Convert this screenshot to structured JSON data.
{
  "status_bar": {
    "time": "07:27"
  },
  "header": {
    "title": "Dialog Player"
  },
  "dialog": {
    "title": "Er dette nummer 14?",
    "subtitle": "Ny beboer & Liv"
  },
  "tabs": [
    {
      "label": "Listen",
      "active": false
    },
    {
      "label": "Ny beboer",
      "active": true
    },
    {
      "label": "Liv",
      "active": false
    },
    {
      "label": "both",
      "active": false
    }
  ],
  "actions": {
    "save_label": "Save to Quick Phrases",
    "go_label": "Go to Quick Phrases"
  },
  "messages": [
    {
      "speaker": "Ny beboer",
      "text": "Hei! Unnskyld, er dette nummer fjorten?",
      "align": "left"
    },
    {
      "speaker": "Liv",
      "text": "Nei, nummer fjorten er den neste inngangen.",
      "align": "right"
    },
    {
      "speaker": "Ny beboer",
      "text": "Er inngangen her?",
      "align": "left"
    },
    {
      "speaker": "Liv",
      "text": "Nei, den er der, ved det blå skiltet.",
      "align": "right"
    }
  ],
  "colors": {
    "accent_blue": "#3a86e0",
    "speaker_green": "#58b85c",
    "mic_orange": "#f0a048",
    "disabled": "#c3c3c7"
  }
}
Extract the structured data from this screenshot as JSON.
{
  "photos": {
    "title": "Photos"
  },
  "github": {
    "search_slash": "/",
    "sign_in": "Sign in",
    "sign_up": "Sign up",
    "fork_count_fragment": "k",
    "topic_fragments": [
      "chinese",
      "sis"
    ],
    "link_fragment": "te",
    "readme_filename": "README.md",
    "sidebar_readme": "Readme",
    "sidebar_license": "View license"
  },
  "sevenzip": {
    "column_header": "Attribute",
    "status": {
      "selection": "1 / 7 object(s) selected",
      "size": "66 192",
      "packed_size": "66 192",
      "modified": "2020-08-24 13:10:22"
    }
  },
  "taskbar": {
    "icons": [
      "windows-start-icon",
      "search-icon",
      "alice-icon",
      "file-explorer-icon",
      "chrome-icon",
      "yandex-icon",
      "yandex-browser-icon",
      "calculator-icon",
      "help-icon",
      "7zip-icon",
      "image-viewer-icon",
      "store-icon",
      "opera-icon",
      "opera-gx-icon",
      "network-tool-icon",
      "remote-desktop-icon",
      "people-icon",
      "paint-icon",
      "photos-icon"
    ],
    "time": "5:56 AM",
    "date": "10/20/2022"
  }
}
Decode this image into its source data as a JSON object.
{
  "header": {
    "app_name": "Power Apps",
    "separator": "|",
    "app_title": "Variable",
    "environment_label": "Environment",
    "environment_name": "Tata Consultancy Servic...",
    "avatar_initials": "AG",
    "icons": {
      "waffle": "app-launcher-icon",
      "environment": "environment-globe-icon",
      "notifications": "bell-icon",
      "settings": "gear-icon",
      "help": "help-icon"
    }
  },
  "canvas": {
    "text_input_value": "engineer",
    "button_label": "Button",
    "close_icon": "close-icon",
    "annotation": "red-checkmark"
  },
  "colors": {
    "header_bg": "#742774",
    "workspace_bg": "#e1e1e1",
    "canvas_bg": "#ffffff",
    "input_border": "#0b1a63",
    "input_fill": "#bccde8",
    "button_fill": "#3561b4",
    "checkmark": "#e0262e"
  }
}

----------------------------------------

• _OBJECTIVE_
Without leaving anything out, give the entries again exactly.

• _RESPONSE_
Convert this screenshot to structured JSON data.
{
  "status_bar": {
    "time": "07:27"
  },
  "header": {
    "title": "Dialog Player"
  },
  "dialog": {
    "title": "Er dette nummer 14?",
    "subtitle": "Ny beboer & Liv"
  },
  "tabs": [
    {
      "label": "Listen",
      "active": false
    },
    {
      "label": "Ny beboer",
      "active": true
    },
    {
      "label": "Liv",
      "active": false
    },
    {
      "label": "both",
      "active": false
    }
  ],
  "actions": {
    "save_label": "Save to Quick Phrases",
    "go_label": "Go to Quick Phrases"
  },
  "messages": [
    {
      "speaker": "Ny beboer",
      "text": "Hei! Unnskyld, er dette nummer fjorten?",
      "align": "left"
    },
    {
      "speaker": "Liv",
      "text": "Nei, nummer fjorten er den neste inngangen.",
      "align": "right"
    },
    {
      "speaker": "Ny beboer",
      "text": "Er inngangen her?",
      "align": "left"
    },
    {
      "speaker": "Liv",
      "text": "Nei, den er der, ved det blå skiltet.",
      "align": "right"
    }
  ],
  "colors": {
    "accent_blue": "#3a86e0",
    "speaker_green": "#58b85c",
    "mic_orange": "#f0a048",
    "disabled": "#c3c3c7"
  }
}
Extract the structured data from this screenshot as JSON.
{
  "photos": {
    "title": "Photos"
  },
  "github": {
    "search_slash": "/",
    "sign_in": "Sign in",
    "sign_up": "Sign up",
    "fork_count_fragment": "k",
    "topic_fragments": [
      "chinese",
      "sis"
    ],
    "link_fragment": "te",
    "readme_filename": "README.md",
    "sidebar_readme": "Readme",
    "sidebar_license": "View license"
  },
  "sevenzip": {
    "column_header": "Attribute",
    "status": {
      "selection": "1 / 7 object(s) selected",
      "size": "66 192",
      "packed_size": "66 192",
      "modified": "2020-08-24 13:10:22"
    }
  },
  "taskbar": {
    "icons": [
      "windows-start-icon",
      "search-icon",
      "alice-icon",
      "file-explorer-icon",
      "chrome-icon",
      "yandex-icon",
      "yandex-browser-icon",
      "calculator-icon",
      "help-icon",
      "7zip-icon",
      "image-viewer-icon",
      "store-icon",
      "opera-icon",
      "opera-gx-icon",
      "network-tool-icon",
      "remote-desktop-icon",
      "people-icon",
      "paint-icon",
      "photos-icon"
    ],
    "time": "5:56 AM",
    "date": "10/20/2022"
  }
}
Decode this image into its source data as a JSON object.
{
  "header": {
    "app_name": "Power Apps",
    "separator": "|",
    "app_title": "Variable",
    "environment_label": "Environment",
    "environment_name": "Tata Consultancy Servic...",
    "avatar_initials": "AG",
    "icons": {
      "waffle": "app-launcher-icon",
      "environment": "environment-globe-icon",
      "notifications": "bell-icon",
      "settings": "gear-icon",
      "help": "help-icon"
    }
  },
  "canvas": {
    "text_input_value": "engineer",
    "button_label": "Button",
    "close_icon": "close-icon",
    "annotation": "red-checkmark"
  },
  "colors": {
    "header_bg": "#742774",
    "workspace_bg": "#e1e1e1",
    "canvas_bg": "#ffffff",
    "input_border": "#0b1a63",
    "input_fill": "#bccde8",
    "button_fill": "#3561b4",
    "checkmark": "#e0262e"
  }
}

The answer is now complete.